Material for this exercise:
━━━━━━━━

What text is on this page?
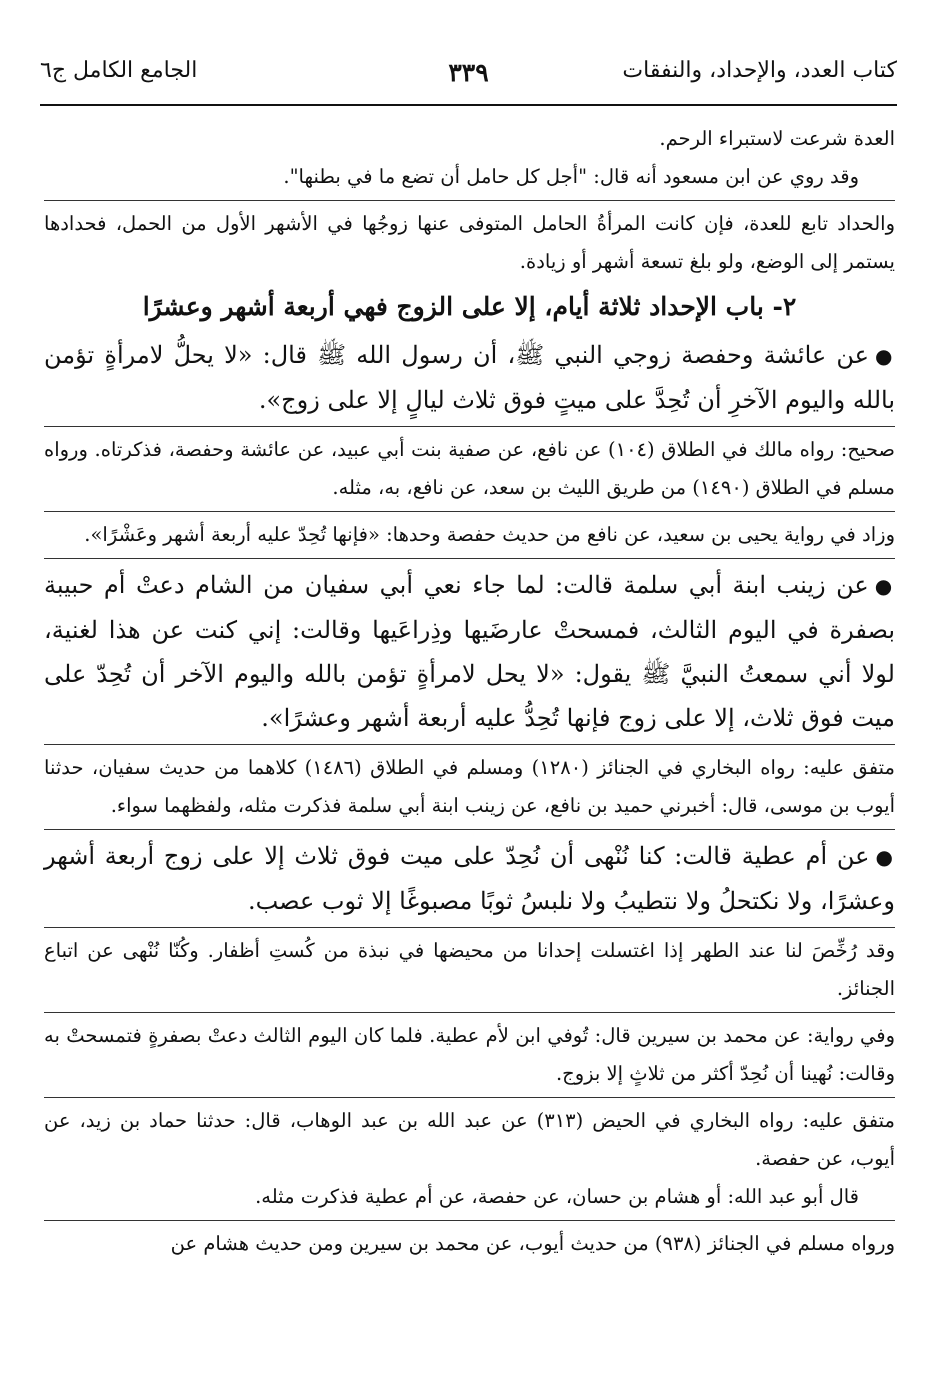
كتاب العدد، والإحداد، والنفقات
٣٣٩
الجامع الكامل ج٦

العدة شرعت لاستبراء الرحم.

وقد روي عن ابن مسعود أنه قال: "أجل كل حامل أن تضع ما في بطنها".

والحداد تابع للعدة، فإن كانت المرأةُ الحامل المتوفى عنها زوجُها في الأشهر الأول من الحمل، فحدادها يستمر إلى الوضع، ولو بلغ تسعة أشهر أو زيادة.

٢- باب الإحداد ثلاثة أيام، إلا على الزوج فهي أربعة أشهر وعشرًا

●عن عائشة وحفصة زوجي النبي ﷺ، أن رسول الله ﷺ قال: «لا يحلُّ لامرأةٍ تؤمن بالله واليوم الآخرِ أن تُحِدَّ على ميتٍ فوق ثلاث ليالٍ إلا على زوج».

صحيح: رواه مالك في الطلاق (١٠٤) عن نافع، عن صفية بنت أبي عبيد، عن عائشة وحفصة، فذكرتاه. ورواه مسلم في الطلاق (١٤٩٠) من طريق الليث بن سعد، عن نافع، به، مثله.

وزاد في رواية يحيى بن سعيد، عن نافع من حديث حفصة وحدها: «فإنها تُحِدّ عليه أربعة أشهر وعَشْرًا».

●عن زينب ابنة أبي سلمة قالت: لما جاء نعي أبي سفيان من الشام دعتْ أم حبيبة بصفرة في اليوم الثالث، فمسحتْ عارضَيها وذِراعَيها وقالت: إني كنت عن هذا لغنية، لولا أني سمعتُ النبيَّ ﷺ يقول: «لا يحل لامرأةٍ تؤمن بالله واليوم الآخر أن تُحِدّ على ميت فوق ثلاث، إلا على زوج فإنها تُحِدُّ عليه أربعة أشهر وعشرًا».

متفق عليه: رواه البخاري في الجنائز (١٢٨٠) ومسلم في الطلاق (١٤٨٦) كلاهما من حديث سفيان، حدثنا أيوب بن موسى، قال: أخبرني حميد بن نافع، عن زينب ابنة أبي سلمة فذكرت مثله، ولفظهما سواء.

●عن أم عطية قالت: كنا نُنْهى أن نُحِدّ على ميت فوق ثلاث إلا على زوج أربعة أشهر وعشرًا، ولا نكتحلُ ولا نتطيبُ ولا نلبسُ ثوبًا مصبوغًا إلا ثوب عصب.

وقد رُخِّصَ لنا عند الطهر إذا اغتسلت إحدانا من محيضها في نبذة من كُستِ أظفار. وكُنّا نُنْهى عن اتباع الجنائز.

وفي رواية: عن محمد بن سيرين قال: تُوفي ابن لأم عطية. فلما كان اليوم الثالث دعتْ بصفرةٍ فتمسحتْ به وقالت: نُهينا أن نُحِدّ أكثر من ثلاثٍ إلا بزوج.

متفق عليه: رواه البخاري في الحيض (٣١٣) عن عبد الله بن عبد الوهاب، قال: حدثنا حماد بن زيد، عن أيوب، عن حفصة.

قال أبو عبد الله: أو هشام بن حسان، عن حفصة، عن أم عطية فذكرت مثله.

ورواه مسلم في الجنائز (٩٣٨) من حديث أيوب، عن محمد بن سيرين ومن حديث هشام عن
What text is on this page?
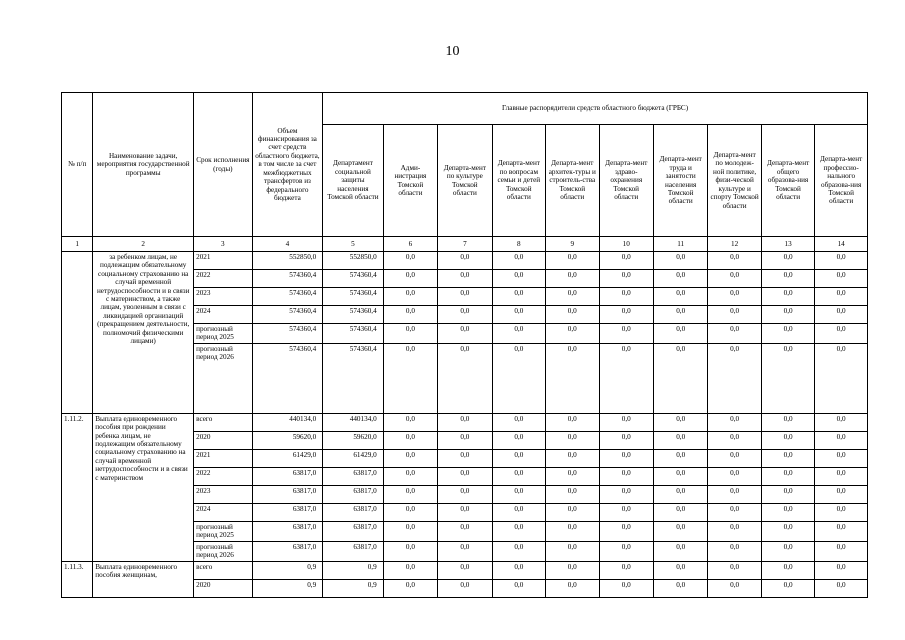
10
№ п/п	Наименование задачи, мероприятия государственной программы	Срок исполнения (годы)	Объем финансирования за счет средств областного бюджета, в том числе за счет межбюджетных трансфертов из федерального бюджета	Главные распорядители средств областного бюджета (ГРБС)									
				Департамент социальной защиты населения Томской области	Адми-нистрация Томской области	Департа-мент по культуре Томской области	Департа-мент по вопросам семьи и детей Томской области	Департа-мент архитек-туры и строитель-ства Томской области	Департа-мент здраво-охранения Томской области	Департа-мент труда и занятости населения Томской области	Департа-мент по молодеж-ной политике, физи-ческой культуре и спорту Томской области	Департа-мент общего образова-ния Томской области	Департа-мент профессио-нального образова-ния Томской области
1	2	3	4	5	6	7	8	9	10	11	12	13	14
	за ребенком лицам, не подлежащим обязательному социальному страхованию на случай временной нетрудоспособности и в связи с материнством, а также лицам, уволенным в связи с ликвидацией организаций (прекращением деятельности, полномочий физическими лицами)	2021	552850,0	552850,0	0,0	0,0	0,0	0,0	0,0	0,0	0,0	0,0	0,0
		2022	574360,4	574360,4	0,0	0,0	0,0	0,0	0,0	0,0	0,0	0,0	0,0
		2023	574360,4	574360,4	0,0	0,0	0,0	0,0	0,0	0,0	0,0	0,0	0,0
		2024	574360,4	574360,4	0,0	0,0	0,0	0,0	0,0	0,0	0,0	0,0	0,0
		прогнозный период 2025	574360,4	574360,4	0,0	0,0	0,0	0,0	0,0	0,0	0,0	0,0	0,0
		прогнозный период 2026	574360,4	574360,4	0,0	0,0	0,0	0,0	0,0	0,0	0,0	0,0	0,0
1.11.2.	Выплата единовременного пособия при рождении ребенка лицам, не подлежащим обязательному социальному страхованию на случай временной нетрудоспособности и в связи с материнством	всего	440134,0	440134,0	0,0	0,0	0,0	0,0	0,0	0,0	0,0	0,0	0,0
		2020	59620,0	59620,0	0,0	0,0	0,0	0,0	0,0	0,0	0,0	0,0	0,0
		2021	61429,0	61429,0	0,0	0,0	0,0	0,0	0,0	0,0	0,0	0,0	0,0
		2022	63817,0	63817,0	0,0	0,0	0,0	0,0	0,0	0,0	0,0	0,0	0,0
		2023	63817,0	63817,0	0,0	0,0	0,0	0,0	0,0	0,0	0,0	0,0	0,0
		2024	63817,0	63817,0	0,0	0,0	0,0	0,0	0,0	0,0	0,0	0,0	0,0
		прогнозный период 2025	63817,0	63817,0	0,0	0,0	0,0	0,0	0,0	0,0	0,0	0,0	0,0
		прогнозный период 2026	63817,0	63817,0	0,0	0,0	0,0	0,0	0,0	0,0	0,0	0,0	0,0
1.11.3.	Выплата единовременного пособия женщинам,	всего	0,9	0,9	0,0	0,0	0,0	0,0	0,0	0,0	0,0	0,0	0,0
		2020	0,9	0,9	0,0	0,0	0,0	0,0	0,0	0,0	0,0	0,0	0,0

━━━━━━━━

Work to do: Transcribe the whole listing exactly. Pictures stay out of your copy.

Exercise result:
What text is on this page?
كتاب العدد، والإحداد، والنفقات
٣٣٩
الجامع الكامل ج٦

العدة شرعت لاستبراء الرحم.

وقد روي عن ابن مسعود أنه قال: "أجل كل حامل أن تضع ما في بطنها".

والحداد تابع للعدة، فإن كانت المرأةُ الحامل المتوفى عنها زوجُها في الأشهر الأول من الحمل، فحدادها يستمر إلى الوضع، ولو بلغ تسعة أشهر أو زيادة.

٢- باب الإحداد ثلاثة أيام، إلا على الزوج فهي أربعة أشهر وعشرًا

●عن عائشة وحفصة زوجي النبي ﷺ، أن رسول الله ﷺ قال: «لا يحلُّ لامرأةٍ تؤمن بالله واليوم الآخرِ أن تُحِدَّ على ميتٍ فوق ثلاث ليالٍ إلا على زوج».

صحيح: رواه مالك في الطلاق (١٠٤) عن نافع، عن صفية بنت أبي عبيد، عن عائشة وحفصة، فذكرتاه. ورواه مسلم في الطلاق (١٤٩٠) من طريق الليث بن سعد، عن نافع، به، مثله.

وزاد في رواية يحيى بن سعيد، عن نافع من حديث حفصة وحدها: «فإنها تُحِدّ عليه أربعة أشهر وعَشْرًا».

●عن زينب ابنة أبي سلمة قالت: لما جاء نعي أبي سفيان من الشام دعتْ أم حبيبة بصفرة في اليوم الثالث، فمسحتْ عارضَيها وذِراعَيها وقالت: إني كنت عن هذا لغنية، لولا أني سمعتُ النبيَّ ﷺ يقول: «لا يحل لامرأةٍ تؤمن بالله واليوم الآخر أن تُحِدّ على ميت فوق ثلاث، إلا على زوج فإنها تُحِدُّ عليه أربعة أشهر وعشرًا».

متفق عليه: رواه البخاري في الجنائز (١٢٨٠) ومسلم في الطلاق (١٤٨٦) كلاهما من حديث سفيان، حدثنا أيوب بن موسى، قال: أخبرني حميد بن نافع، عن زينب ابنة أبي سلمة فذكرت مثله، ولفظهما سواء.

●عن أم عطية قالت: كنا نُنْهى أن نُحِدّ على ميت فوق ثلاث إلا على زوج أربعة أشهر وعشرًا، ولا نكتحلُ ولا نتطيبُ ولا نلبسُ ثوبًا مصبوغًا إلا ثوب عصب.

وقد رُخِّصَ لنا عند الطهر إذا اغتسلت إحدانا من محيضها في نبذة من كُستِ أظفار. وكُنّا نُنْهى عن اتباع الجنائز.

وفي رواية: عن محمد بن سيرين قال: تُوفي ابن لأم عطية. فلما كان اليوم الثالث دعتْ بصفرةٍ فتمسحتْ به وقالت: نُهينا أن نُحِدّ أكثر من ثلاثٍ إلا بزوج.

متفق عليه: رواه البخاري في الحيض (٣١٣) عن عبد الله بن عبد الوهاب، قال: حدثنا حماد بن زيد، عن أيوب، عن حفصة.

قال أبو عبد الله: أو هشام بن حسان، عن حفصة، عن أم عطية فذكرت مثله.

ورواه مسلم في الجنائز (٩٣٨) من حديث أيوب، عن محمد بن سيرين ومن حديث هشام عن
What text is on this page?
10
№ п/п	Наименование задачи, мероприятия государственной программы	Срок исполнения (годы)	Объем финансирования за счет средств областного бюджета, в том числе за счет межбюджетных трансфертов из федерального бюджета	Главные распорядители средств областного бюджета (ГРБС)									
				Департамент социальной защиты населения Томской области	Адми-нистрация Томской области	Департа-мент по культуре Томской области	Департа-мент по вопросам семьи и детей Томской области	Департа-мент архитек-туры и строитель-ства Томской области	Департа-мент здраво-охранения Томской области	Департа-мент труда и занятости населения Томской области	Департа-мент по молодеж-ной политике, физи-ческой культуре и спорту Томской области	Департа-мент общего образова-ния Томской области	Департа-мент профессио-нального образова-ния Томской области
1	2	3	4	5	6	7	8	9	10	11	12	13	14
	за ребенком лицам, не подлежащим обязательному социальному страхованию на случай временной нетрудоспособности и в связи с материнством, а также лицам, уволенным в связи с ликвидацией организаций (прекращением деятельности, полномочий физическими лицами)	2021	552850,0	552850,0	0,0	0,0	0,0	0,0	0,0	0,0	0,0	0,0	0,0
		2022	574360,4	574360,4	0,0	0,0	0,0	0,0	0,0	0,0	0,0	0,0	0,0
		2023	574360,4	574360,4	0,0	0,0	0,0	0,0	0,0	0,0	0,0	0,0	0,0
		2024	574360,4	574360,4	0,0	0,0	0,0	0,0	0,0	0,0	0,0	0,0	0,0
		прогнозный период 2025	574360,4	574360,4	0,0	0,0	0,0	0,0	0,0	0,0	0,0	0,0	0,0
		прогнозный период 2026	574360,4	574360,4	0,0	0,0	0,0	0,0	0,0	0,0	0,0	0,0	0,0
1.11.2.	Выплата единовременного пособия при рождении ребенка лицам, не подлежащим обязательному социальному страхованию на случай временной нетрудоспособности и в связи с материнством	всего	440134,0	440134,0	0,0	0,0	0,0	0,0	0,0	0,0	0,0	0,0	0,0
		2020	59620,0	59620,0	0,0	0,0	0,0	0,0	0,0	0,0	0,0	0,0	0,0
		2021	61429,0	61429,0	0,0	0,0	0,0	0,0	0,0	0,0	0,0	0,0	0,0
		2022	63817,0	63817,0	0,0	0,0	0,0	0,0	0,0	0,0	0,0	0,0	0,0
		2023	63817,0	63817,0	0,0	0,0	0,0	0,0	0,0	0,0	0,0	0,0	0,0
		2024	63817,0	63817,0	0,0	0,0	0,0	0,0	0,0	0,0	0,0	0,0	0,0
		прогнозный период 2025	63817,0	63817,0	0,0	0,0	0,0	0,0	0,0	0,0	0,0	0,0	0,0
		прогнозный период 2026	63817,0	63817,0	0,0	0,0	0,0	0,0	0,0	0,0	0,0	0,0	0,0
1.11.3.	Выплата единовременного пособия женщинам,	всего	0,9	0,9	0,0	0,0	0,0	0,0	0,0	0,0	0,0	0,0	0,0
		2020	0,9	0,9	0,0	0,0	0,0	0,0	0,0	0,0	0,0	0,0	0,0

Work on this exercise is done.